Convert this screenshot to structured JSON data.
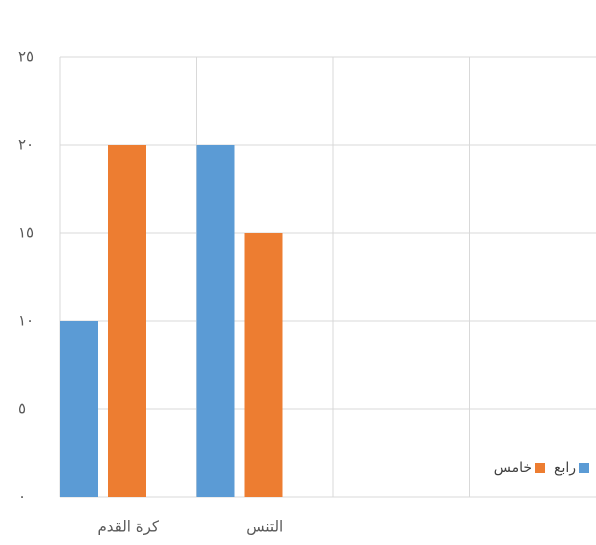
{
  "chart_data": {
    "type": "bar",
    "categories": [
      "كرة القدم",
      "التنس",
      null,
      null
    ],
    "series": [
      {
        "name": "رابع",
        "color": "#5b9bd5",
        "values": [
          10,
          20,
          null,
          null
        ]
      },
      {
        "name": "خامس",
        "color": "#ed7d31",
        "values": [
          20,
          15,
          null,
          null
        ]
      }
    ],
    "ylim": [
      0,
      25
    ],
    "yticks": [
      {
        "value": 0,
        "label": "٠"
      },
      {
        "value": 5,
        "label": "٥"
      },
      {
        "value": 10,
        "label": "١٠"
      },
      {
        "value": 15,
        "label": "١٥"
      },
      {
        "value": 20,
        "label": "٢٠"
      },
      {
        "value": 25,
        "label": "٢٥"
      }
    ],
    "grid": true,
    "legend": "lower right"
  }
}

> [Goal of the exercise] Without the pictures, restate each entry exactly.

> [Written response]
Convert this screenshot to structured JSON data.
{
  "chart_data": {
    "type": "bar",
    "categories": [
      "كرة القدم",
      "التنس",
      null,
      null
    ],
    "series": [
      {
        "name": "رابع",
        "color": "#5b9bd5",
        "values": [
          10,
          20,
          null,
          null
        ]
      },
      {
        "name": "خامس",
        "color": "#ed7d31",
        "values": [
          20,
          15,
          null,
          null
        ]
      }
    ],
    "ylim": [
      0,
      25
    ],
    "yticks": [
      {
        "value": 0,
        "label": "٠"
      },
      {
        "value": 5,
        "label": "٥"
      },
      {
        "value": 10,
        "label": "١٠"
      },
      {
        "value": 15,
        "label": "١٥"
      },
      {
        "value": 20,
        "label": "٢٠"
      },
      {
        "value": 25,
        "label": "٢٥"
      }
    ],
    "grid": true,
    "legend": "lower right"
  }
}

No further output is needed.